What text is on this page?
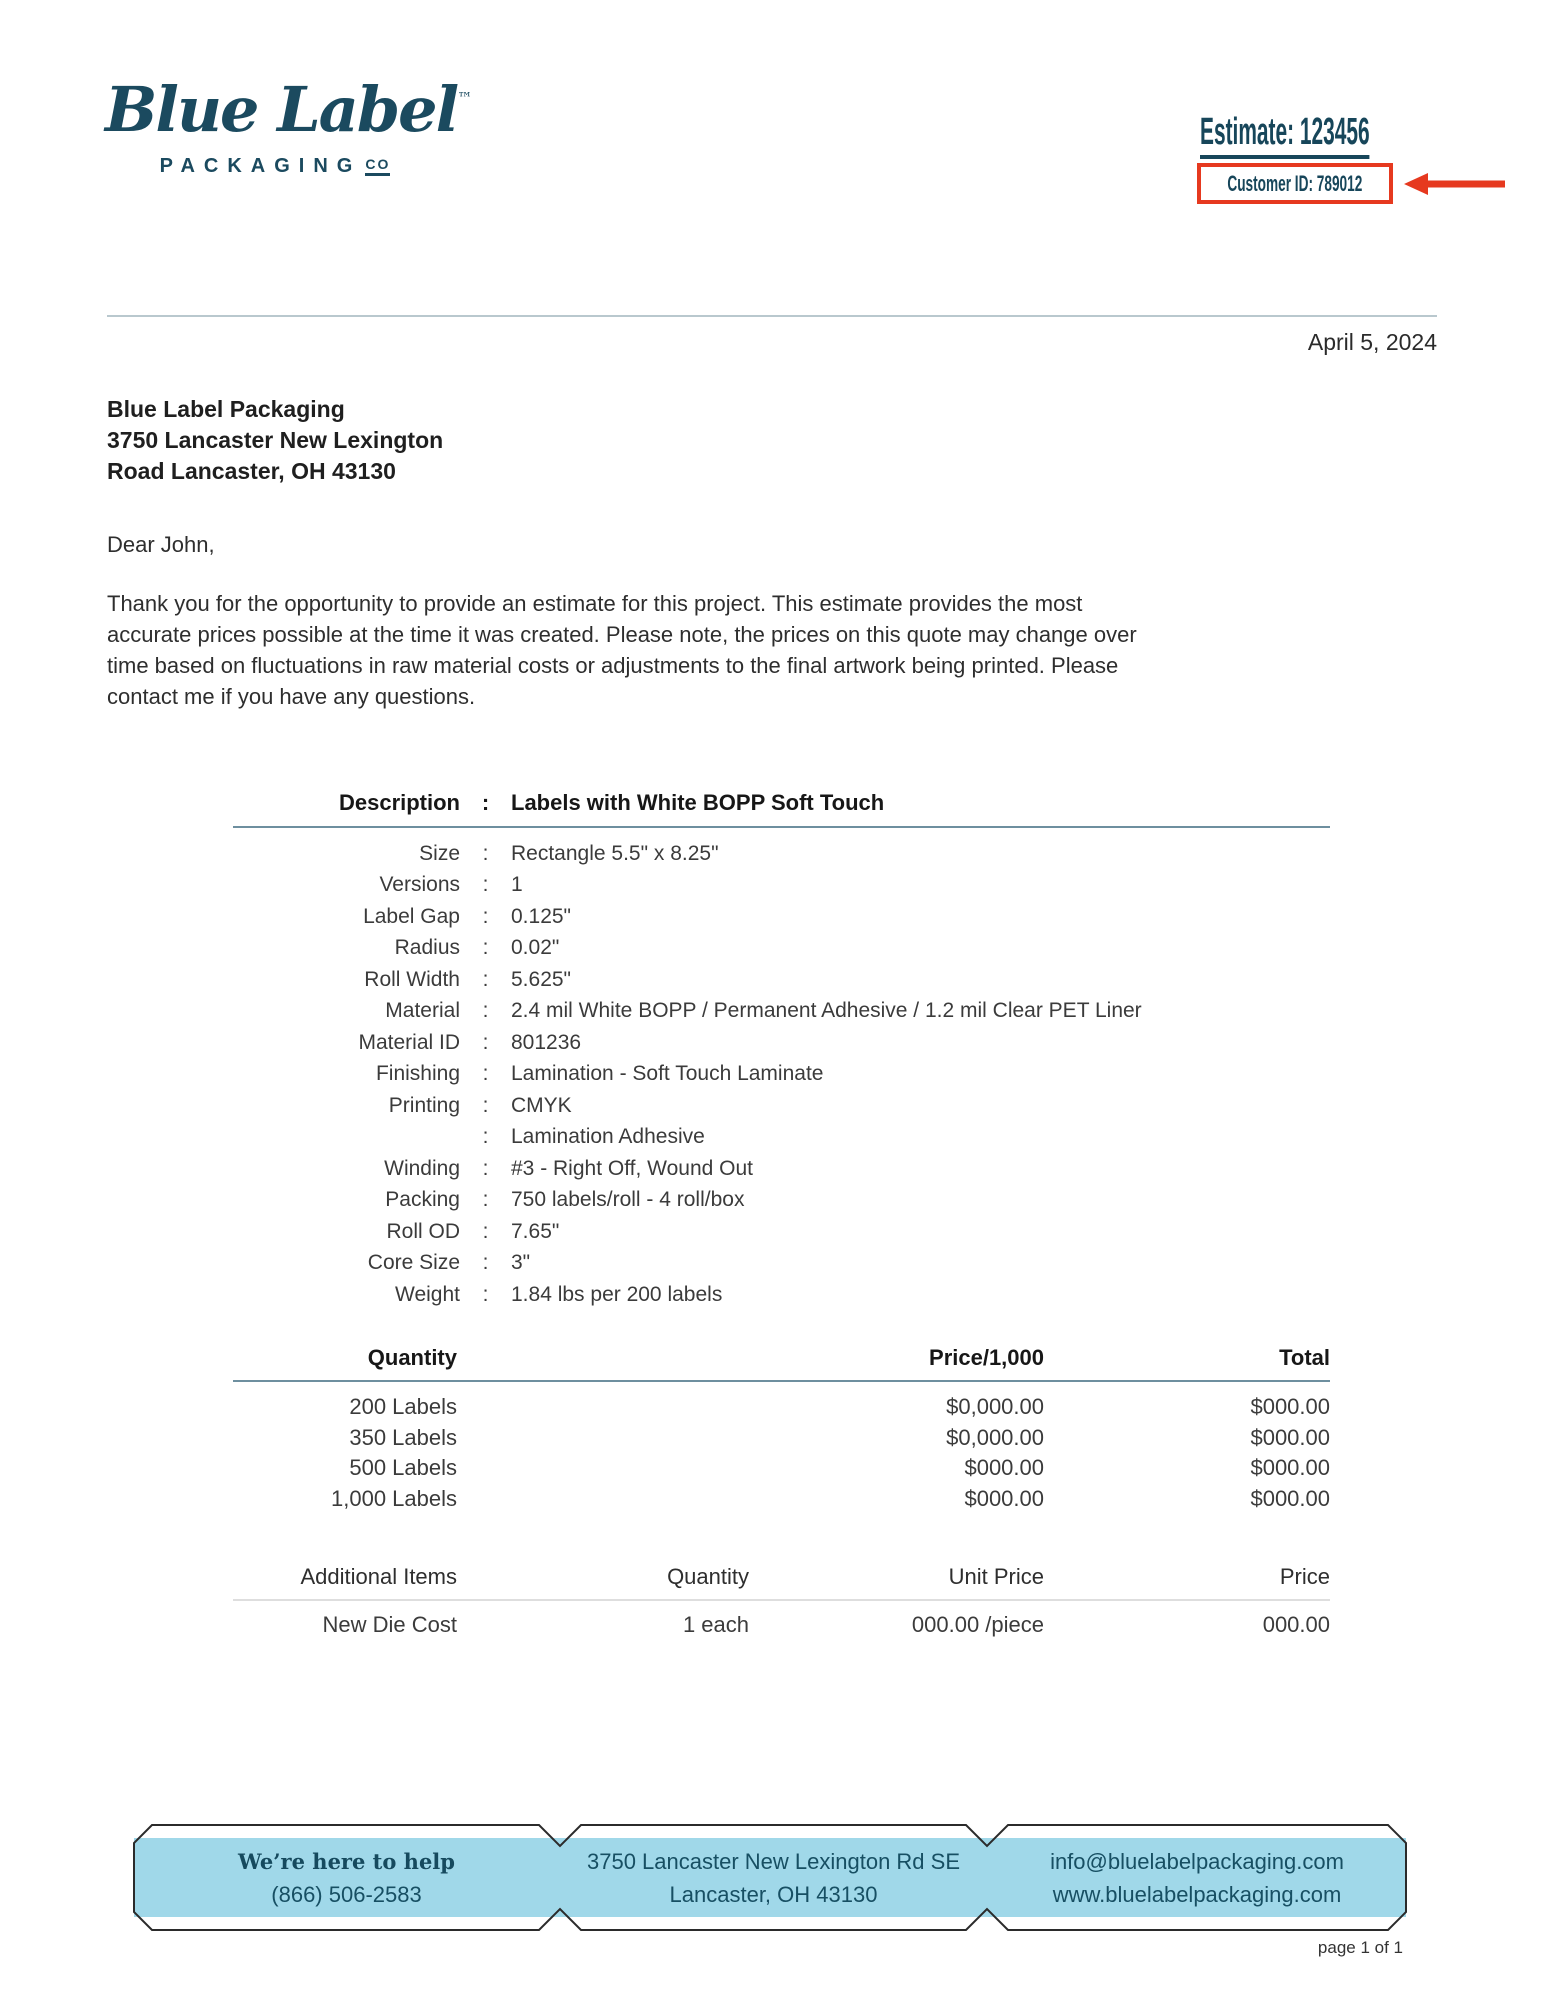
Blue Label™
PACKAGING CO
Estimate: 123456
Customer ID: 789012
April 5, 2024
Blue Label Packaging
3750 Lancaster New Lexington
Road Lancaster, OH 43130
Dear John,
Thank you for the opportunity to provide an estimate for this project. This estimate provides the most
accurate prices possible at the time it was created. Please note, the prices on this quote may change over
time based on fluctuations in raw material costs or adjustments to the final artwork being printed. Please
contact me if you have any questions.
Description : Labels with White BOPP Soft Touch
Size	:	Rectangle 5.5" x 8.25"
Versions	:	1
Label Gap	:	0.125"
Radius	:	0.02"
Roll Width	:	5.625"
Material	:	2.4 mil White BOPP / Permanent Adhesive / 1.2 mil Clear PET Liner
Material ID	:	801236
Finishing	:	Lamination - Soft Touch Laminate
Printing	:	CMYK
:	Lamination Adhesive
Winding	:	#3 - Right Off, Wound Out
Packing	:	750 labels/roll - 4 roll/box
Roll OD	:	7.65"
Core Size	:	3"
Weight	:	1.84 lbs per 200 labels
Quantity	Price/1,000	Total
200 Labels	$0,000.00	$000.00
350 Labels	$0,000.00	$000.00
500 Labels	$000.00	$000.00
1,000 Labels	$000.00	$000.00
Additional Items	Quantity	Unit Price	Price
New Die Cost	1 each	000.00 /piece	000.00
We’re here to help
(866) 506-2583
3750 Lancaster New Lexington Rd SE
Lancaster, OH 43130
info@bluelabelpackaging.com
www.bluelabelpackaging.com
page 1 of 1
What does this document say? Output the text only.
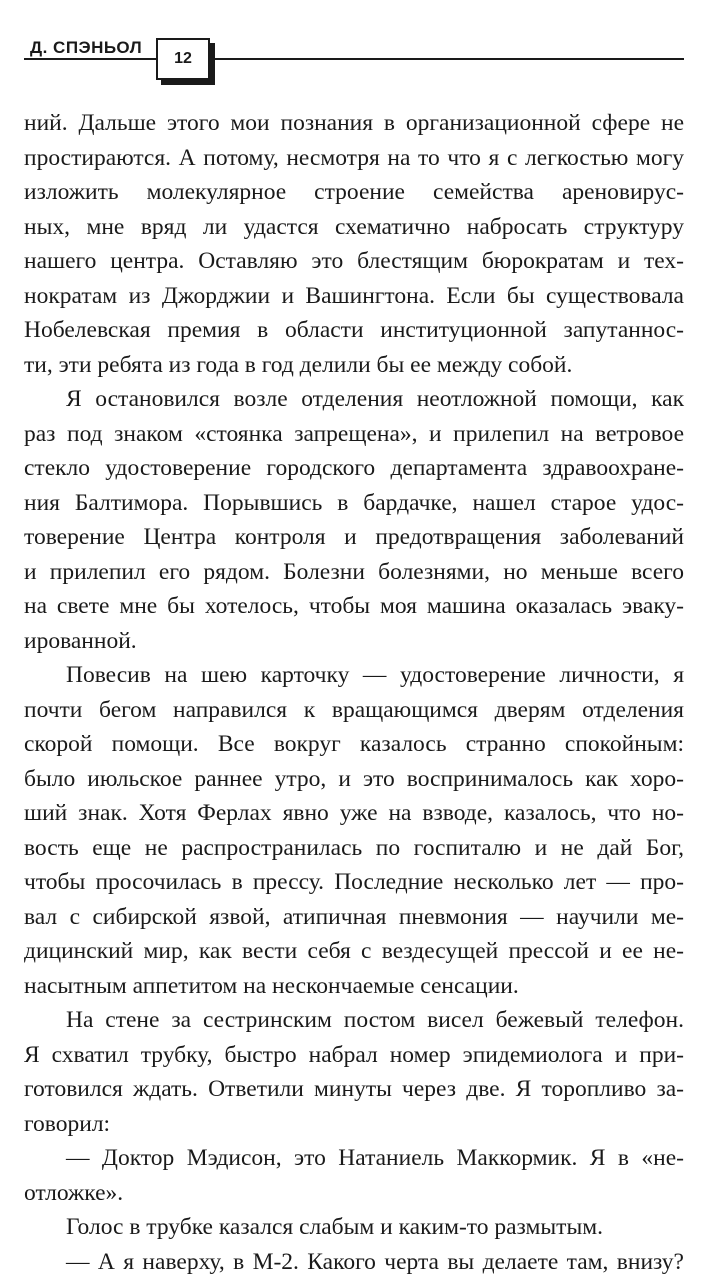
Д. СПЭНЬОЛ
12
ний. Дальше этого мои познания в организационной сфере не
простираются. А потому, несмотря на то что я с легкостью могу
изложить молекулярное строение семейства ареновирус-
ных, мне вряд ли удастся схематично набросать структуру
нашего центра. Оставляю это блестящим бюрократам и тех-
нократам из Джорджии и Вашингтона. Если бы существовала
Нобелевская премия в области институционной запутаннос-
ти, эти ребята из года в год делили бы ее между собой.
Я остановился возле отделения неотложной помощи, как
раз под знаком «стоянка запрещена», и прилепил на ветровое
стекло удостоверение городского департамента здравоохране-
ния Балтимора. Порывшись в бардачке, нашел старое удос-
товерение Центра контроля и предотвращения заболеваний
и прилепил его рядом. Болезни болезнями, но меньше всего
на свете мне бы хотелось, чтобы моя машина оказалась эваку-
ированной.
Повесив на шею карточку — удостоверение личности, я
почти бегом направился к вращающимся дверям отделения
скорой помощи. Все вокруг казалось странно спокойным:
было июльское раннее утро, и это воспринималось как хоро-
ший знак. Хотя Ферлах явно уже на взводе, казалось, что но-
вость еще не распространилась по госпиталю и не дай Бог,
чтобы просочилась в прессу. Последние несколько лет — про-
вал с сибирской язвой, атипичная пневмония — научили ме-
дицинский мир, как вести себя с вездесущей прессой и ее не-
насытным аппетитом на нескончаемые сенсации.
На стене за сестринским постом висел бежевый телефон.
Я схватил трубку, быстро набрал номер эпидемиолога и при-
готовился ждать. Ответили минуты через две. Я торопливо за-
говорил:
— Доктор Мэдисон, это Натаниель Маккормик. Я в «не-
отложке».
Голос в трубке казался слабым и каким-то размытым.
— А я наверху, в М-2. Какого черта вы делаете там, внизу?
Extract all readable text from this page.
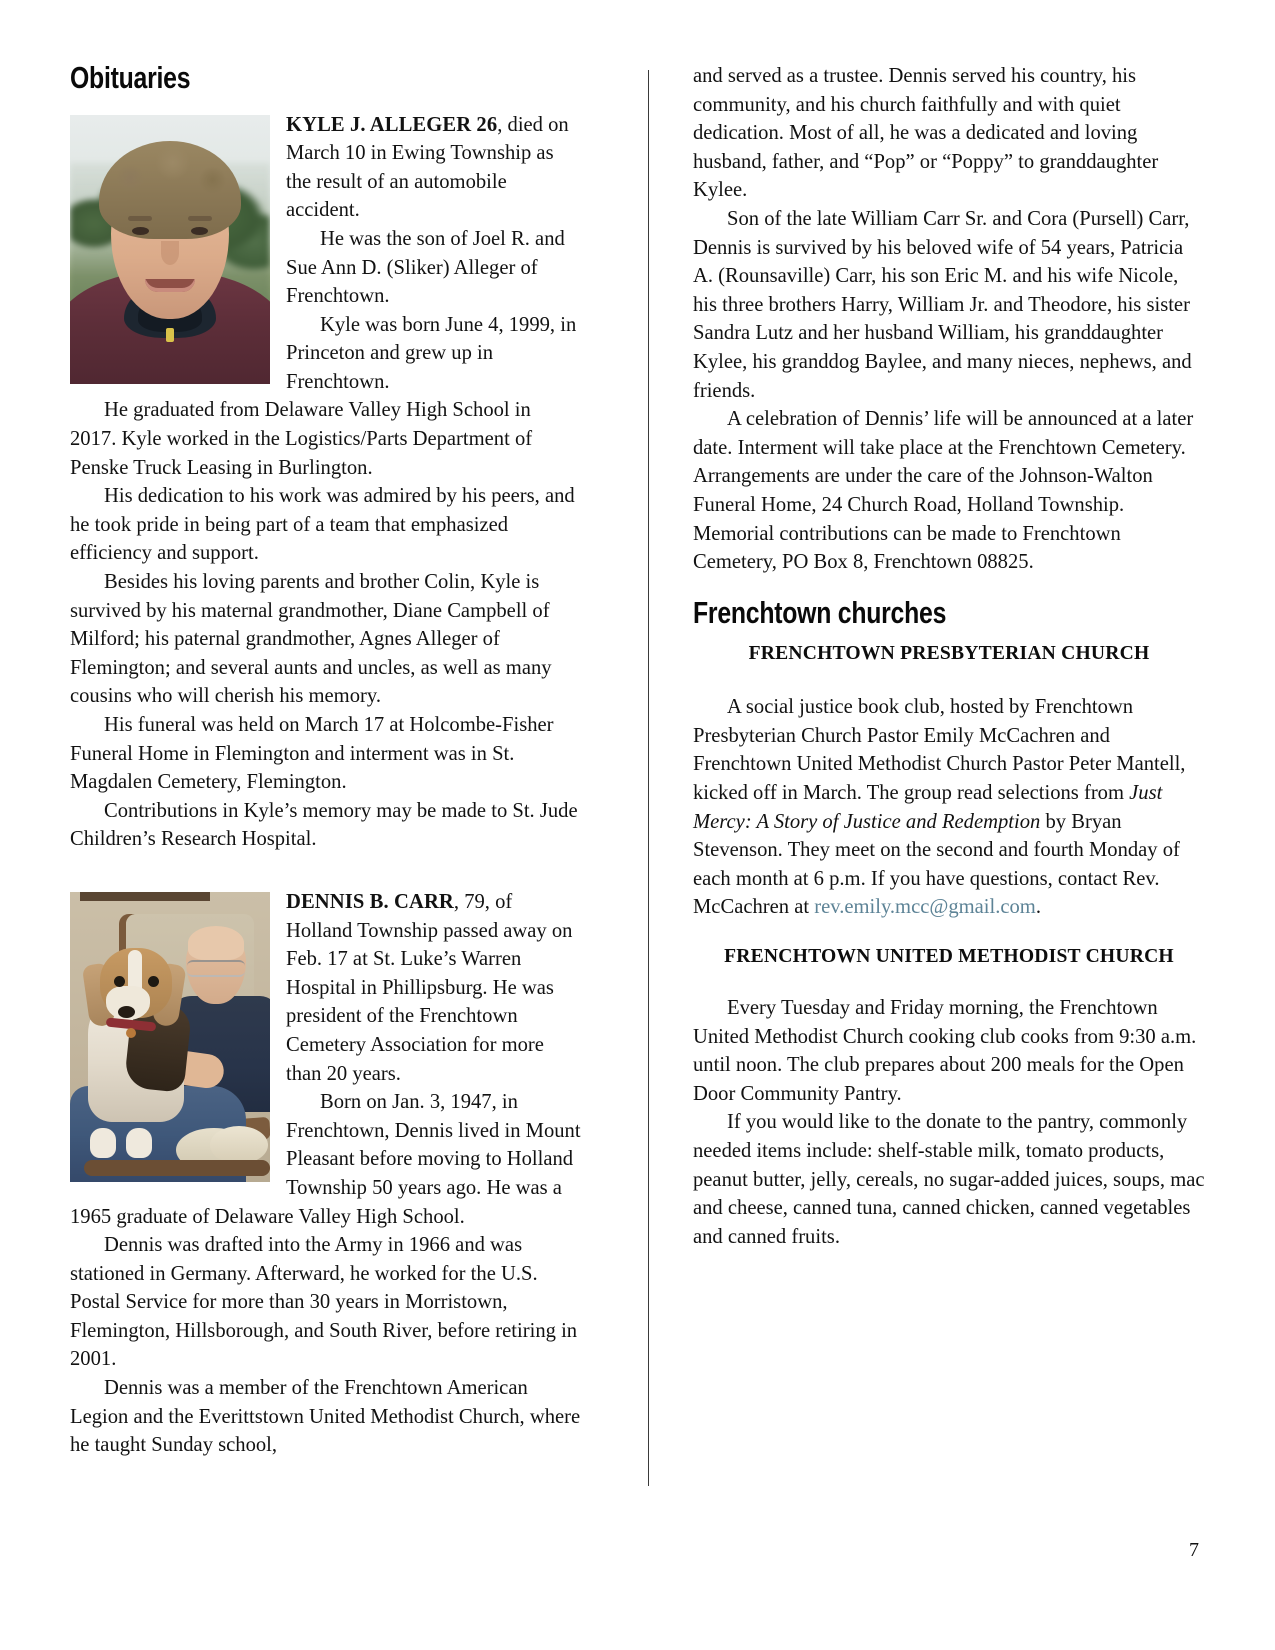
Obituaries

KYLE J. ALLEGER 26, died on March 10 in Ewing Township as the result of an automobile accident.

He was the son of Joel R. and Sue Ann D. (Sliker) Alleger of Frenchtown.

Kyle was born June 4, 1999, in Princeton and grew up in Frenchtown.

He graduated from Delaware Valley High School in 2017. Kyle worked in the Logistics/Parts Department of Penske Truck Leasing in Burlington.

His dedication to his work was admired by his peers, and he took pride in being part of a team that emphasized efficiency and support.

Besides his loving parents and brother Colin, Kyle is survived by his maternal grandmother, Diane Campbell of Milford; his paternal grandmother, Agnes Alleger of Flemington; and several aunts and uncles, as well as many cousins who will cherish his memory.

His funeral was held on March 17 at Holcombe-Fisher Funeral Home in Flemington and interment was in St. Magdalen Cemetery, Flemington.

Contributions in Kyle’s memory may be made to St. Jude Children’s Research Hospital.

DENNIS B. CARR, 79, of Holland Township passed away on Feb. 17 at St. Luke’s Warren Hospital in Phillipsburg. He was president of the Frenchtown Cemetery Association for more than 20 years.

Born on Jan. 3, 1947, in Frenchtown, Dennis lived in Mount Pleasant before moving to Holland Township 50 years ago. He was a 1965 graduate of Delaware Valley High School.

Dennis was drafted into the Army in 1966 and was stationed in Germany. Afterward, he worked for the U.S. Postal Service for more than 30 years in Morristown, Flemington, Hillsborough, and South River, before retiring in 2001.

Dennis was a member of the Frenchtown American Legion and the Everittstown United Methodist Church, where he taught Sunday school,

and served as a trustee. Dennis served his country, his community, and his church faithfully and with quiet dedication. Most of all, he was a dedicated and loving husband, father, and “Pop” or “Poppy” to granddaughter Kylee.

Son of the late William Carr Sr. and Cora (Pursell) Carr, Dennis is survived by his beloved wife of 54 years, Patricia A. (Rounsaville) Carr, his son Eric M. and his wife Nicole, his three brothers Harry, William Jr. and Theodore, his sister Sandra Lutz and her husband William, his granddaughter Kylee, his granddog Baylee, and many nieces, nephews, and friends.

A celebration of Dennis’ life will be announced at a later date. Interment will take place at the Frenchtown Cemetery. Arrangements are under the care of the Johnson-Walton Funeral Home, 24 Church Road, Holland Township. Memorial contributions can be made to Frenchtown Cemetery, PO Box 8, Frenchtown 08825.

Frenchtown churches
FRENCHTOWN PRESBYTERIAN CHURCH

A social justice book club, hosted by Frenchtown Presbyterian Church Pastor Emily McCachren and Frenchtown United Methodist Church Pastor Peter Mantell, kicked off in March. The group read selections from Just Mercy: A Story of Justice and Redemption by Bryan Stevenson. They meet on the second and fourth Monday of each month at 6 p.m. If you have questions, contact Rev. McCachren at rev.emily.mcc@gmail.com.

FRENCHTOWN UNITED METHODIST CHURCH

Every Tuesday and Friday morning, the Frenchtown United Methodist Church cooking club cooks from 9:30 a.m. until noon. The club prepares about 200 meals for the Open Door Community Pantry.

If you would like to the donate to the pantry, commonly needed items include: shelf-stable milk, tomato products, peanut butter, jelly, cereals, no sugar-added juices, soups, mac and cheese, canned tuna, canned chicken, canned vegetables and canned fruits.

7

- What the task requires
Every record above should be written out again without change, except that the pictures are left out.

- Written solution
What text is on this page?
Blue Label™
PACKAGING CO
Estimate: 123456
Customer ID: 789012
April 5, 2024
Blue Label Packaging
3750 Lancaster New Lexington
Road Lancaster, OH 43130
Dear John,
Thank you for the opportunity to provide an estimate for this project. This estimate provides the most
accurate prices possible at the time it was created. Please note, the prices on this quote may change over
time based on fluctuations in raw material costs or adjustments to the final artwork being printed. Please
contact me if you have any questions.
Description : Labels with White BOPP Soft Touch
Size	:	Rectangle 5.5" x 8.25"
Versions	:	1
Label Gap	:	0.125"
Radius	:	0.02"
Roll Width	:	5.625"
Material	:	2.4 mil White BOPP / Permanent Adhesive / 1.2 mil Clear PET Liner
Material ID	:	801236
Finishing	:	Lamination - Soft Touch Laminate
Printing	:	CMYK
:	Lamination Adhesive
Winding	:	#3 - Right Off, Wound Out
Packing	:	750 labels/roll - 4 roll/box
Roll OD	:	7.65"
Core Size	:	3"
Weight	:	1.84 lbs per 200 labels
Quantity	Price/1,000	Total
200 Labels	$0,000.00	$000.00
350 Labels	$0,000.00	$000.00
500 Labels	$000.00	$000.00
1,000 Labels	$000.00	$000.00
Additional Items	Quantity	Unit Price	Price
New Die Cost	1 each	000.00 /piece	000.00
We’re here to help
(866) 506-2583
3750 Lancaster New Lexington Rd SE
Lancaster, OH 43130
info@bluelabelpackaging.com
www.bluelabelpackaging.com
page 1 of 1
What does this document say? Output the text only.
Д. СПЭНЬОЛ
12
ний. Дальше этого мои познания в организационной сфере не
простираются. А потому, несмотря на то что я с легкостью могу
изложить молекулярное строение семейства ареновирус-
ных, мне вряд ли удастся схематично набросать структуру
нашего центра. Оставляю это блестящим бюрократам и тех-
нократам из Джорджии и Вашингтона. Если бы существовала
Нобелевская премия в области институционной запутаннос-
ти, эти ребята из года в год делили бы ее между собой.
Я остановился возле отделения неотложной помощи, как
раз под знаком «стоянка запрещена», и прилепил на ветровое
стекло удостоверение городского департамента здравоохране-
ния Балтимора. Порывшись в бардачке, нашел старое удос-
товерение Центра контроля и предотвращения заболеваний
и прилепил его рядом. Болезни болезнями, но меньше всего
на свете мне бы хотелось, чтобы моя машина оказалась эваку-
ированной.
Повесив на шею карточку — удостоверение личности, я
почти бегом направился к вращающимся дверям отделения
скорой помощи. Все вокруг казалось странно спокойным:
было июльское раннее утро, и это воспринималось как хоро-
ший знак. Хотя Ферлах явно уже на взводе, казалось, что но-
вость еще не распространилась по госпиталю и не дай Бог,
чтобы просочилась в прессу. Последние несколько лет — про-
вал с сибирской язвой, атипичная пневмония — научили ме-
дицинский мир, как вести себя с вездесущей прессой и ее не-
насытным аппетитом на нескончаемые сенсации.
На стене за сестринским постом висел бежевый телефон.
Я схватил трубку, быстро набрал номер эпидемиолога и при-
готовился ждать. Ответили минуты через две. Я торопливо за-
говорил:
— Доктор Мэдисон, это Натаниель Маккормик. Я в «не-
отложке».
Голос в трубке казался слабым и каким-то размытым.
— А я наверху, в М-2. Какого черта вы делаете там, внизу?
Extract all readable text from this page.
Obituaries

KYLE J. ALLEGER 26, died on March 10 in Ewing Township as the result of an automobile accident.

He was the son of Joel R. and Sue Ann D. (Sliker) Alleger of Frenchtown.

Kyle was born June 4, 1999, in Princeton and grew up in Frenchtown.

He graduated from Delaware Valley High School in 2017. Kyle worked in the Logistics/Parts Department of Penske Truck Leasing in Burlington.

His dedication to his work was admired by his peers, and he took pride in being part of a team that emphasized efficiency and support.

Besides his loving parents and brother Colin, Kyle is survived by his maternal grandmother, Diane Campbell of Milford; his paternal grandmother, Agnes Alleger of Flemington; and several aunts and uncles, as well as many cousins who will cherish his memory.

His funeral was held on March 17 at Holcombe-Fisher Funeral Home in Flemington and interment was in St. Magdalen Cemetery, Flemington.

Contributions in Kyle’s memory may be made to St. Jude Children’s Research Hospital.

DENNIS B. CARR, 79, of Holland Township passed away on Feb. 17 at St. Luke’s Warren Hospital in Phillipsburg. He was president of the Frenchtown Cemetery Association for more than 20 years.

Born on Jan. 3, 1947, in Frenchtown, Dennis lived in Mount Pleasant before moving to Holland Township 50 years ago. He was a 1965 graduate of Delaware Valley High School.

Dennis was drafted into the Army in 1966 and was stationed in Germany. Afterward, he worked for the U.S. Postal Service for more than 30 years in Morristown, Flemington, Hillsborough, and South River, before retiring in 2001.

Dennis was a member of the Frenchtown American Legion and the Everittstown United Methodist Church, where he taught Sunday school,

and served as a trustee. Dennis served his country, his community, and his church faithfully and with quiet dedication. Most of all, he was a dedicated and loving husband, father, and “Pop” or “Poppy” to granddaughter Kylee.

Son of the late William Carr Sr. and Cora (Pursell) Carr, Dennis is survived by his beloved wife of 54 years, Patricia A. (Rounsaville) Carr, his son Eric M. and his wife Nicole, his three brothers Harry, William Jr. and Theodore, his sister Sandra Lutz and her husband William, his granddaughter Kylee, his granddog Baylee, and many nieces, nephews, and friends.

A celebration of Dennis’ life will be announced at a later date. Interment will take place at the Frenchtown Cemetery. Arrangements are under the care of the Johnson-Walton Funeral Home, 24 Church Road, Holland Township. Memorial contributions can be made to Frenchtown Cemetery, PO Box 8, Frenchtown 08825.

Frenchtown churches
FRENCHTOWN PRESBYTERIAN CHURCH

A social justice book club, hosted by Frenchtown Presbyterian Church Pastor Emily McCachren and Frenchtown United Methodist Church Pastor Peter Mantell, kicked off in March. The group read selections from Just Mercy: A Story of Justice and Redemption by Bryan Stevenson. They meet on the second and fourth Monday of each month at 6 p.m. If you have questions, contact Rev. McCachren at rev.emily.mcc@gmail.com.

FRENCHTOWN UNITED METHODIST CHURCH

Every Tuesday and Friday morning, the Frenchtown United Methodist Church cooking club cooks from 9:30 a.m. until noon. The club prepares about 200 meals for the Open Door Community Pantry.

If you would like to the donate to the pantry, commonly needed items include: shelf-stable milk, tomato products, peanut butter, jelly, cereals, no sugar-added juices, soups, mac and cheese, canned tuna, canned chicken, canned vegetables and canned fruits.

7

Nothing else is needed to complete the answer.